### Task to complete:
Copy out all lines that carry the word "дупето".

(Dataset entries)
┄┄┄┄┄┄

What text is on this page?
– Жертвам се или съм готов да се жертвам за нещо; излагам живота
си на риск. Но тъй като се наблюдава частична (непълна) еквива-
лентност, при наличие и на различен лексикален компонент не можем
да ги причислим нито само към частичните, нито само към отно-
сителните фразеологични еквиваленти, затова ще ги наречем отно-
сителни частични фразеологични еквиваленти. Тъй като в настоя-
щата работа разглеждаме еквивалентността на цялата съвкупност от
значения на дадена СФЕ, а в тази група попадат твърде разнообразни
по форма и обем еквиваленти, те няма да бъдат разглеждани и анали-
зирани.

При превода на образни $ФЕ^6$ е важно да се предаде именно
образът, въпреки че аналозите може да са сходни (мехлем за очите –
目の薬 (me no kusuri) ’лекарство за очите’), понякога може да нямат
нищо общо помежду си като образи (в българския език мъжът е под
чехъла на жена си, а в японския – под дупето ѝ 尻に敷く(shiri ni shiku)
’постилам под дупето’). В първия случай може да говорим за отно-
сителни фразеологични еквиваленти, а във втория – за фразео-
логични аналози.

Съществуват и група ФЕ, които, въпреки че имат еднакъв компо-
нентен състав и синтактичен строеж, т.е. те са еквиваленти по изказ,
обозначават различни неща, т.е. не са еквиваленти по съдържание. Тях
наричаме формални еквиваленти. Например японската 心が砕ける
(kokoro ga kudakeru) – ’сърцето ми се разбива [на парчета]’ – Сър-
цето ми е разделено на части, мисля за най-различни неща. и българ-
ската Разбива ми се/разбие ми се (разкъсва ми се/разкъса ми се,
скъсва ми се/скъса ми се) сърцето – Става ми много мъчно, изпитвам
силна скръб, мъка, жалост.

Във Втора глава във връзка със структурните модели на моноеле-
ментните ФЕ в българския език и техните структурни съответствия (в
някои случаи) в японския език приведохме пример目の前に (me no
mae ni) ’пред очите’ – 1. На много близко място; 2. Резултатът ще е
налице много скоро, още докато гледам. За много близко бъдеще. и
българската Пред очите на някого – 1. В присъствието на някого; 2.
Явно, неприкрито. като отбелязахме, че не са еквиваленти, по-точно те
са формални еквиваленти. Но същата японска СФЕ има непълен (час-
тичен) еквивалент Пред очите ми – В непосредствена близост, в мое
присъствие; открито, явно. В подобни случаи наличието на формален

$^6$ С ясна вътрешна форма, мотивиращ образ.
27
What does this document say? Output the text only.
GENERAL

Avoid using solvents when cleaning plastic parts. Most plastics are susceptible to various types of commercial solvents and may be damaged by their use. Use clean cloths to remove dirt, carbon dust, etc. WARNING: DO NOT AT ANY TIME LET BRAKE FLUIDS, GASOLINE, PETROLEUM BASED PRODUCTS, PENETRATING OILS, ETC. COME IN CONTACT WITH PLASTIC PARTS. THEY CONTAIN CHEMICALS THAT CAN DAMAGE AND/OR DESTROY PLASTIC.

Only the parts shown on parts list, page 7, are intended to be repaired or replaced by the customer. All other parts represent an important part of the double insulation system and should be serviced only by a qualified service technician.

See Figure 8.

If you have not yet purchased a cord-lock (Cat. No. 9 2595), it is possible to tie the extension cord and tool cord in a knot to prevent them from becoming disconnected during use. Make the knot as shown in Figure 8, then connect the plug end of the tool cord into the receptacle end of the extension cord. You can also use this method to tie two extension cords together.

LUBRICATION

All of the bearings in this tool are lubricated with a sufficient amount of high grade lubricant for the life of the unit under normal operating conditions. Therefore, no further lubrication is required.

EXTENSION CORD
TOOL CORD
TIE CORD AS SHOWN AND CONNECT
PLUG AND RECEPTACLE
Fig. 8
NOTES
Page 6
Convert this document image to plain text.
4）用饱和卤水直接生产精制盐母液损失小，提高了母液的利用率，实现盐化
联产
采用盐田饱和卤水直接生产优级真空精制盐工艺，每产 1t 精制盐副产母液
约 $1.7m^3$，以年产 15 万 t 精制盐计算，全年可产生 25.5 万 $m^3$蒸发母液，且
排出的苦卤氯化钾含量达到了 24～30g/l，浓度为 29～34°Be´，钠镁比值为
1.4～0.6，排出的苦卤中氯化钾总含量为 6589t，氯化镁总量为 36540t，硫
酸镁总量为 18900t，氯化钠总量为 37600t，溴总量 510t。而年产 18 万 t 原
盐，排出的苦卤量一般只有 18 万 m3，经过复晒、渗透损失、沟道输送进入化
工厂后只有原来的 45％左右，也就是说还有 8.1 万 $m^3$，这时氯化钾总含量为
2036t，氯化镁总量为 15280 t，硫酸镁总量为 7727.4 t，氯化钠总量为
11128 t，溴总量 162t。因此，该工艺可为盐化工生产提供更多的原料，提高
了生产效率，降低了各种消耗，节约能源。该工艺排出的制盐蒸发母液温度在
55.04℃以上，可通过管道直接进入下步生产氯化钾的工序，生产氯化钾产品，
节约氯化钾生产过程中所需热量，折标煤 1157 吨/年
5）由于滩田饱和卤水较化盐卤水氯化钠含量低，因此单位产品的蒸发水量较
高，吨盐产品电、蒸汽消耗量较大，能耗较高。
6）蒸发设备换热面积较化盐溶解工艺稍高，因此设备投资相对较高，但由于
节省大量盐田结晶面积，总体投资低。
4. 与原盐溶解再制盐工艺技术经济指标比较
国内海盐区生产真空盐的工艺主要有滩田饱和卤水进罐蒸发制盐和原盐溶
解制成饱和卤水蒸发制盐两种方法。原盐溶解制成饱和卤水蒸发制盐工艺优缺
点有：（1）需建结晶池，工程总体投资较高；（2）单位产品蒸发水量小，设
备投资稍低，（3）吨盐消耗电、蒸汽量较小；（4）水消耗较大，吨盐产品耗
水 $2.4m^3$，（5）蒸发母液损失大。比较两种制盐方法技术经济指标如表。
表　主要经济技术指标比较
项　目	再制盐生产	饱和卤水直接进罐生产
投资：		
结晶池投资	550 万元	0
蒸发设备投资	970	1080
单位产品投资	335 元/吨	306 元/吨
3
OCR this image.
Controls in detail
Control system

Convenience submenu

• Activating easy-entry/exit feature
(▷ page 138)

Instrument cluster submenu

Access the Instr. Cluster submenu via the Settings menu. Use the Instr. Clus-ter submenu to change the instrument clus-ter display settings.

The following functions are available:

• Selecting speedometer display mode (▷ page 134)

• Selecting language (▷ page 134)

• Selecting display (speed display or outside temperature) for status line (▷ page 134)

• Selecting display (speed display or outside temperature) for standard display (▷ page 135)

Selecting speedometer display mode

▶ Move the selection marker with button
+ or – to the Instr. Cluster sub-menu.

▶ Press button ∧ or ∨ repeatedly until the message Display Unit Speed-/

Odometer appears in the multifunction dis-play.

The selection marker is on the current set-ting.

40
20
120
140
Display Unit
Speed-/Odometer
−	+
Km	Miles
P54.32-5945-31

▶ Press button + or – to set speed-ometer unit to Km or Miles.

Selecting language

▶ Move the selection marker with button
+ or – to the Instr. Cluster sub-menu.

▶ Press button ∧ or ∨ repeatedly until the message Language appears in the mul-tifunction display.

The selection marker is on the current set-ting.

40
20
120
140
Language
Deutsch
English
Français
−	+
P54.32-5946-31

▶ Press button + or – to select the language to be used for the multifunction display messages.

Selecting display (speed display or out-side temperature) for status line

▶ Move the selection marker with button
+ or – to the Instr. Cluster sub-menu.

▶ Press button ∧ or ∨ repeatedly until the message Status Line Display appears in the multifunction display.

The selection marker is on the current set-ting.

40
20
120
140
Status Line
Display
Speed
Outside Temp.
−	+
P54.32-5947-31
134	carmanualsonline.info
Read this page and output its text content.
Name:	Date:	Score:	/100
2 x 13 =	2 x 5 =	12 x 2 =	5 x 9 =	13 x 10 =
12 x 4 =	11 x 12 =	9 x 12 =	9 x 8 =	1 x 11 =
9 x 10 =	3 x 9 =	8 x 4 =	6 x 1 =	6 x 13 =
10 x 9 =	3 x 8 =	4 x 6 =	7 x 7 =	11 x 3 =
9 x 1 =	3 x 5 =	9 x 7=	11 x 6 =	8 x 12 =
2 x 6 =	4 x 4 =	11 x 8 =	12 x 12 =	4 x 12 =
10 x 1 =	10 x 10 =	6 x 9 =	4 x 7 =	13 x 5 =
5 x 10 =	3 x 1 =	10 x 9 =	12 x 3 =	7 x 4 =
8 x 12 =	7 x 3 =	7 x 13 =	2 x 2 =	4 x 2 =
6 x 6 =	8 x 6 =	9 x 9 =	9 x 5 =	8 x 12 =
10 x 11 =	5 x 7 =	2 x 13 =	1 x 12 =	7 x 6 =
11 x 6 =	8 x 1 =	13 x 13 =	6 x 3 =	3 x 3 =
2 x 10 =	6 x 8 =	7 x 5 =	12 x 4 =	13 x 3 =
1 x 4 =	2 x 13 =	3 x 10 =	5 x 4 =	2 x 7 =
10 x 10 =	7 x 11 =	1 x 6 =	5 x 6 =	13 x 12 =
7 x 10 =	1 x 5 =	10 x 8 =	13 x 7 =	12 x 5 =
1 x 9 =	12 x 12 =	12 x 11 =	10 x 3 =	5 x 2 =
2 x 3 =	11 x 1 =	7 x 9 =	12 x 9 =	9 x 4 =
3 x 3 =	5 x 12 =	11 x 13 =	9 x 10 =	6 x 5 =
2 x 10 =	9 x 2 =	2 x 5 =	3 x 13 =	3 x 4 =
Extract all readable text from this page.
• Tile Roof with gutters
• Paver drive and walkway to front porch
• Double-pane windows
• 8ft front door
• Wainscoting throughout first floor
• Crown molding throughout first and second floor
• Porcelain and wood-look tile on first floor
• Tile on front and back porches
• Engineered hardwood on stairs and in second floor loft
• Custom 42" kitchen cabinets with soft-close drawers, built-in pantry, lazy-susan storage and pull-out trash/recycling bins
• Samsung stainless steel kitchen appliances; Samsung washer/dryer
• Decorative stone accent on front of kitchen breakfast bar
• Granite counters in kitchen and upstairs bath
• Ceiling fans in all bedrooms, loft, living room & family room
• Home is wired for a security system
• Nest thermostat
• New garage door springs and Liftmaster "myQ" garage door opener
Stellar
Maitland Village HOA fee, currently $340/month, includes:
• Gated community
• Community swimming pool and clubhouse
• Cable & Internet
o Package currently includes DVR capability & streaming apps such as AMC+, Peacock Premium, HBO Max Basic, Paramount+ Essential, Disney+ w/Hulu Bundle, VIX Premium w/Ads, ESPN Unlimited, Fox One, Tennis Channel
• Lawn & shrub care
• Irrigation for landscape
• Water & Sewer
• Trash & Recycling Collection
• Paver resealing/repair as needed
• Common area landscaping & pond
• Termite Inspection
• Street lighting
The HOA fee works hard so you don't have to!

┄┄┄┄┄┄

### Answer for the task:
чехъла на жена си, а в японския – под дупето ѝ 尻に敷く(shiri ni shiku)
’постилам под дупето’). В първия случай може да говорим за отно-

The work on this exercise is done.